> [Excerpts from a figure dataset]
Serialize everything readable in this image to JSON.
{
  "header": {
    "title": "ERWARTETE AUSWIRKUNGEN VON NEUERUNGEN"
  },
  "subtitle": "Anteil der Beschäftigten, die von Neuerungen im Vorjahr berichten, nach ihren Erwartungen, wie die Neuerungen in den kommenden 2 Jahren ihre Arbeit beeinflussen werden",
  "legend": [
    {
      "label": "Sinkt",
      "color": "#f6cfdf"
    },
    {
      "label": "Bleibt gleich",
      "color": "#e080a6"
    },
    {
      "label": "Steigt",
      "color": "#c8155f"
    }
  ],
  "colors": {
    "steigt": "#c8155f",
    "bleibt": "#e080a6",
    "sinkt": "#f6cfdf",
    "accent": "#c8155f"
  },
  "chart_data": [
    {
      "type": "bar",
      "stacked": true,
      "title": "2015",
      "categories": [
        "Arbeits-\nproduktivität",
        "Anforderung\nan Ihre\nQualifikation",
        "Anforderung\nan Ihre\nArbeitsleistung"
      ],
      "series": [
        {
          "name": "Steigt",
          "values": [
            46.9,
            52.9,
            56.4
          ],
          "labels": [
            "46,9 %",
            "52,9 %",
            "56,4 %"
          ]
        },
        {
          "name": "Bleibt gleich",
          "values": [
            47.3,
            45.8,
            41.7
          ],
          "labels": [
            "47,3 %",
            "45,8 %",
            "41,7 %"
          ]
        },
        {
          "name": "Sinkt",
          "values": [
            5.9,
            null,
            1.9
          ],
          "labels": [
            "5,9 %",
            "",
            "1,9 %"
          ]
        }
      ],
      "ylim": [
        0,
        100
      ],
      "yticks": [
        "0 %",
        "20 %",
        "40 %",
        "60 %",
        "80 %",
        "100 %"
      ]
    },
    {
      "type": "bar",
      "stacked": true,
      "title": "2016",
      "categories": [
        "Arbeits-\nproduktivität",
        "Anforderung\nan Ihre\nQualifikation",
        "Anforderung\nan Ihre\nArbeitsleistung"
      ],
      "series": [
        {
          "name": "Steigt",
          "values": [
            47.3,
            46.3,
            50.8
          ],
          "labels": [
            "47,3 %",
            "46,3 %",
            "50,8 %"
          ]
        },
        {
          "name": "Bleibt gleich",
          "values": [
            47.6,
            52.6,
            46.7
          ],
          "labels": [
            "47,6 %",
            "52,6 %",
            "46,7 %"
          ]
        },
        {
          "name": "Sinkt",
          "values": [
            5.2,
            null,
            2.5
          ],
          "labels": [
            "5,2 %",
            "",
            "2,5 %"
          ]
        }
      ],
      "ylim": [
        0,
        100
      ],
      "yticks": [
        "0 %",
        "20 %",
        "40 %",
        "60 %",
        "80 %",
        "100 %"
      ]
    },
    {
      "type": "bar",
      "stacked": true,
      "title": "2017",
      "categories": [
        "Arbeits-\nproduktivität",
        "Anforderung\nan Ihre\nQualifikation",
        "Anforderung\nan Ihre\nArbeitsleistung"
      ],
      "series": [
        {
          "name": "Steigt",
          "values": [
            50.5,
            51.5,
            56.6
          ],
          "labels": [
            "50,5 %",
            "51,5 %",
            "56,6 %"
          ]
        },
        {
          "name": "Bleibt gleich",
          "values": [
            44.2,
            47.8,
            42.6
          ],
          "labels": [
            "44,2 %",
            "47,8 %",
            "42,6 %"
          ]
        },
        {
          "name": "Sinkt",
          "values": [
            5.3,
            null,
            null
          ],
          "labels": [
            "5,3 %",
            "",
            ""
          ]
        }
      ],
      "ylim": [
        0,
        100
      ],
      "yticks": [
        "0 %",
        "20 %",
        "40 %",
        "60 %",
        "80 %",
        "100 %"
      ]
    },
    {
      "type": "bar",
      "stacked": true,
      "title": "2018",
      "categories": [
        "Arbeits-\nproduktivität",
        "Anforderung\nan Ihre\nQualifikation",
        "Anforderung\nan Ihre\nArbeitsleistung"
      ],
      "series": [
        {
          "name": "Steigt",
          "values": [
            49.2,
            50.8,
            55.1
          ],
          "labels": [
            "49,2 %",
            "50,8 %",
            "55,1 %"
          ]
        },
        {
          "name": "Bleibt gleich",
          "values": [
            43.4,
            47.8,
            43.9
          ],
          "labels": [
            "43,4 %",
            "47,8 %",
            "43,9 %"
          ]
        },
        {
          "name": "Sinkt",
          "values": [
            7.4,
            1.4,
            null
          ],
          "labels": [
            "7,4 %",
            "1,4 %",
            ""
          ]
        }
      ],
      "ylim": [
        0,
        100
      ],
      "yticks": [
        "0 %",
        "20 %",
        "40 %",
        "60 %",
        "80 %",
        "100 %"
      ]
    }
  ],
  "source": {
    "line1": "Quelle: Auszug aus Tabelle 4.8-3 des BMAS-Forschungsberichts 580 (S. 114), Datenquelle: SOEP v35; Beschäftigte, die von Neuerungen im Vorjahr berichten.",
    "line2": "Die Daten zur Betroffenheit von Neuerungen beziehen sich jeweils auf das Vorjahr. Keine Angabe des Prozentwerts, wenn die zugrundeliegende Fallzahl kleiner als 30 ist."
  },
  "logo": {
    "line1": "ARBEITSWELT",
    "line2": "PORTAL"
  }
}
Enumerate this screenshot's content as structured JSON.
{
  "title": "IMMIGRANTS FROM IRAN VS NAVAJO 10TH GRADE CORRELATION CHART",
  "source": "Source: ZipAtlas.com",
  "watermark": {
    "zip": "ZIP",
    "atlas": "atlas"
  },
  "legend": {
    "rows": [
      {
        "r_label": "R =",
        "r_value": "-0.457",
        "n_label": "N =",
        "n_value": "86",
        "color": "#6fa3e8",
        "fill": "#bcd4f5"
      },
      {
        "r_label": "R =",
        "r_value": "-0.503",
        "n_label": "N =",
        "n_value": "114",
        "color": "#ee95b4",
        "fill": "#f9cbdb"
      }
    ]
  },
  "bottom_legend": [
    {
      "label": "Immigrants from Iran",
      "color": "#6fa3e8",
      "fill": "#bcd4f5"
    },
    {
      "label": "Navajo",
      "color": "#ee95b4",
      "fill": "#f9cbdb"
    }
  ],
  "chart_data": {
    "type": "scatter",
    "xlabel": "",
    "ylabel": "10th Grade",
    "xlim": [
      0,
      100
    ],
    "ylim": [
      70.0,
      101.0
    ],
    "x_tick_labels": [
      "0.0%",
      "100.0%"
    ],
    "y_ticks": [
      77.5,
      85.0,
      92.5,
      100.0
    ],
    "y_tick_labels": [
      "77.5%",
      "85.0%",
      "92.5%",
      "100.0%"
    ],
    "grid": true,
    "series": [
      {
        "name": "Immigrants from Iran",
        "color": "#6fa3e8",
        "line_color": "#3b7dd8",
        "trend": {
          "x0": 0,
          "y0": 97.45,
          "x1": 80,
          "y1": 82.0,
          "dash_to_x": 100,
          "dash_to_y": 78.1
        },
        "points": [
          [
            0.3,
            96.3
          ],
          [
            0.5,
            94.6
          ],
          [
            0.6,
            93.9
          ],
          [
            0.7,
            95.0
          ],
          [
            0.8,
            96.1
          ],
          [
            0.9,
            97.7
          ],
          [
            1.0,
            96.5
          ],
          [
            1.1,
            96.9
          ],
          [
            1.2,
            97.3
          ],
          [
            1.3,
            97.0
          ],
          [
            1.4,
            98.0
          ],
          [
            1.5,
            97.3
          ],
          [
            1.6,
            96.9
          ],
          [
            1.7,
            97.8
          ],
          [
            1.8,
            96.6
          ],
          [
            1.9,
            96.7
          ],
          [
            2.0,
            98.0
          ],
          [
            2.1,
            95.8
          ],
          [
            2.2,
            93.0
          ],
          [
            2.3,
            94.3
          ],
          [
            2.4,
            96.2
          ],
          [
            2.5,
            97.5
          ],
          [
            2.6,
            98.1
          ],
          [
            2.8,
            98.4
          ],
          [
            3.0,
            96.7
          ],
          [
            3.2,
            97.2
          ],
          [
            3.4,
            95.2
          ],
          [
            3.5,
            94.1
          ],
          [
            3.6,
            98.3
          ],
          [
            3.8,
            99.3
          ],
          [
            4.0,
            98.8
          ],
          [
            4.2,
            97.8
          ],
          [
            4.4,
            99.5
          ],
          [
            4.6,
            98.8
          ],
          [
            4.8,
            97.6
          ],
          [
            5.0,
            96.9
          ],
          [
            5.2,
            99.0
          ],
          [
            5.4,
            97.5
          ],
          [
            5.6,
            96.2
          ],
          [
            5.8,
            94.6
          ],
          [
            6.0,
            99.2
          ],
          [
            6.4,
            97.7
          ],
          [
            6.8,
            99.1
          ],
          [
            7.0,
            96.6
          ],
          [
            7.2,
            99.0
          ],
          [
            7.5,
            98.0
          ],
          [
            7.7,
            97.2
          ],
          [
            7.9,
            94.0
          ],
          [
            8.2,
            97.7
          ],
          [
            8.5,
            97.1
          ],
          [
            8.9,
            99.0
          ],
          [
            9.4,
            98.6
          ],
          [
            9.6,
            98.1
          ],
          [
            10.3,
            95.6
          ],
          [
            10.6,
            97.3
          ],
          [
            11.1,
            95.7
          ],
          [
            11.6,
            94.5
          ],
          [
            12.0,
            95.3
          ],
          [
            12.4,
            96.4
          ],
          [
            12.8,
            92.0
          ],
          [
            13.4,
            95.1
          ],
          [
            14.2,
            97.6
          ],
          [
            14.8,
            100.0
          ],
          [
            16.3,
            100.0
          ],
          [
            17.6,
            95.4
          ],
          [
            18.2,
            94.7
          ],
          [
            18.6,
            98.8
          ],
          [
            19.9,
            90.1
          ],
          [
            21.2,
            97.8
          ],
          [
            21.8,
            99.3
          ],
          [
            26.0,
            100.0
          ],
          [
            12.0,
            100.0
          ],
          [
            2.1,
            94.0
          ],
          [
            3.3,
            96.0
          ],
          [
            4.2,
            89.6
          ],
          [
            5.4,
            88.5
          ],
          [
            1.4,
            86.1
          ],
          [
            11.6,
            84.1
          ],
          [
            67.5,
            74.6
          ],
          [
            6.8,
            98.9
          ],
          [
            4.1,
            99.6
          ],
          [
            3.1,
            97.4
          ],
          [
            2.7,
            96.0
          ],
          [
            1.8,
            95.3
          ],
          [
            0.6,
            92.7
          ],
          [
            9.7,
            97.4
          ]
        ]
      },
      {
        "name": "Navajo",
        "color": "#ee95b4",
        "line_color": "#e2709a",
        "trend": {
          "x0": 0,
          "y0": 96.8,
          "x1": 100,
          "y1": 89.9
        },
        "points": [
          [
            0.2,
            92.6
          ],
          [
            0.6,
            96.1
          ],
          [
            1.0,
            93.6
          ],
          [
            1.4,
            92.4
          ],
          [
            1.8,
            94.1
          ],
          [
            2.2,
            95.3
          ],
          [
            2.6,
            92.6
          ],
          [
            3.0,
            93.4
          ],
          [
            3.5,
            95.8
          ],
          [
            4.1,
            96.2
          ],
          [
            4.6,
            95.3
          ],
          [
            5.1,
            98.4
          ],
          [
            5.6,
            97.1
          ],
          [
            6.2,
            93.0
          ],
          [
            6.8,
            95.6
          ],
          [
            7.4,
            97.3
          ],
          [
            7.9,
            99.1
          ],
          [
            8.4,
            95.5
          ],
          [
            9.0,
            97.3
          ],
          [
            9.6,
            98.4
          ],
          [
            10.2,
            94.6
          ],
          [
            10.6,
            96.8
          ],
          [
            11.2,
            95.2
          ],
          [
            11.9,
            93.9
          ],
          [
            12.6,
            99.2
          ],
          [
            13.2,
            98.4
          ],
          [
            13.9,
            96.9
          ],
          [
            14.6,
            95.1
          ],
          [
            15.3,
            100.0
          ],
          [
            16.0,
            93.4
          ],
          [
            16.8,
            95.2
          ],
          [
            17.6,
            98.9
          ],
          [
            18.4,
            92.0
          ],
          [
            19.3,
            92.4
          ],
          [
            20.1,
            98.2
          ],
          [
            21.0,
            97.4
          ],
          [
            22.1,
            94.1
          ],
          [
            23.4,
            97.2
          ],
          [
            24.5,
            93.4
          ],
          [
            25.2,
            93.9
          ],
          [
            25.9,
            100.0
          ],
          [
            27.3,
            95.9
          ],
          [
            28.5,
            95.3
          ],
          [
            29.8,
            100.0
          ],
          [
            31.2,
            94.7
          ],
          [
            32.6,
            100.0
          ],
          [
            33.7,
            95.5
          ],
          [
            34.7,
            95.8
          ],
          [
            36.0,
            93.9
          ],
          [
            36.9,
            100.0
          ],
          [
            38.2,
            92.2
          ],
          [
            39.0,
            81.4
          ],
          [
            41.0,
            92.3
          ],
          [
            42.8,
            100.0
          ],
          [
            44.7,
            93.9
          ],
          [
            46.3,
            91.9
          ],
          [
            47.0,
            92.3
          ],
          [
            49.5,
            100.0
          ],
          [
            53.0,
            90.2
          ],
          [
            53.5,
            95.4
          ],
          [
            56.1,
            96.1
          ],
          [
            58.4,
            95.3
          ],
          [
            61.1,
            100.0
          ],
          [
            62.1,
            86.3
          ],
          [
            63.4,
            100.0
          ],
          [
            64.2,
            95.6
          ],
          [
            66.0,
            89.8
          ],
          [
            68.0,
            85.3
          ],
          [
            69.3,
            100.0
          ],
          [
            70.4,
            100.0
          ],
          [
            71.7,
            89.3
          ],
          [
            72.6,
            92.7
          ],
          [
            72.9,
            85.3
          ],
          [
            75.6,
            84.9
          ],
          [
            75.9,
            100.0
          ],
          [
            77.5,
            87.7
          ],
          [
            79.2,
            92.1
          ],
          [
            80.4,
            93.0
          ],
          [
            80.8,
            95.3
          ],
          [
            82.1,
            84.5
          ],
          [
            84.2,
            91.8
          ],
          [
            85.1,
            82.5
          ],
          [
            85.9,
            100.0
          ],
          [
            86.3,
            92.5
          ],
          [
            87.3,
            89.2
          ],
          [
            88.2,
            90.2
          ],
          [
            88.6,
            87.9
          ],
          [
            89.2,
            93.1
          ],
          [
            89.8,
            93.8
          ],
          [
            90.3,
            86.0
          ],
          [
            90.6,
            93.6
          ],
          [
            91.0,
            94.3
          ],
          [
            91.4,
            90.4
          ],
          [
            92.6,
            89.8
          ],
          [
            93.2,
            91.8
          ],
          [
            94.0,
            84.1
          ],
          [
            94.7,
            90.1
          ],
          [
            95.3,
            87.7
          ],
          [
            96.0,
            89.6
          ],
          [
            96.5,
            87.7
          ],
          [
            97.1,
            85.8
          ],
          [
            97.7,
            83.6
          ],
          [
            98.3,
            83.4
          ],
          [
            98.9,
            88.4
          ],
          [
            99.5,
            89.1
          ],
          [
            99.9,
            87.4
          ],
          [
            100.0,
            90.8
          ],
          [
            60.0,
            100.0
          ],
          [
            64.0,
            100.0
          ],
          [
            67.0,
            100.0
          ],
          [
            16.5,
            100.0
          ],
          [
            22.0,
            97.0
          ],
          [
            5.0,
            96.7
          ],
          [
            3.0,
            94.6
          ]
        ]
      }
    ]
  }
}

> [PROBLEM] Each line above that includes "this" counts once; state the total and nothing more.

> [OUTPUT BELOW] 2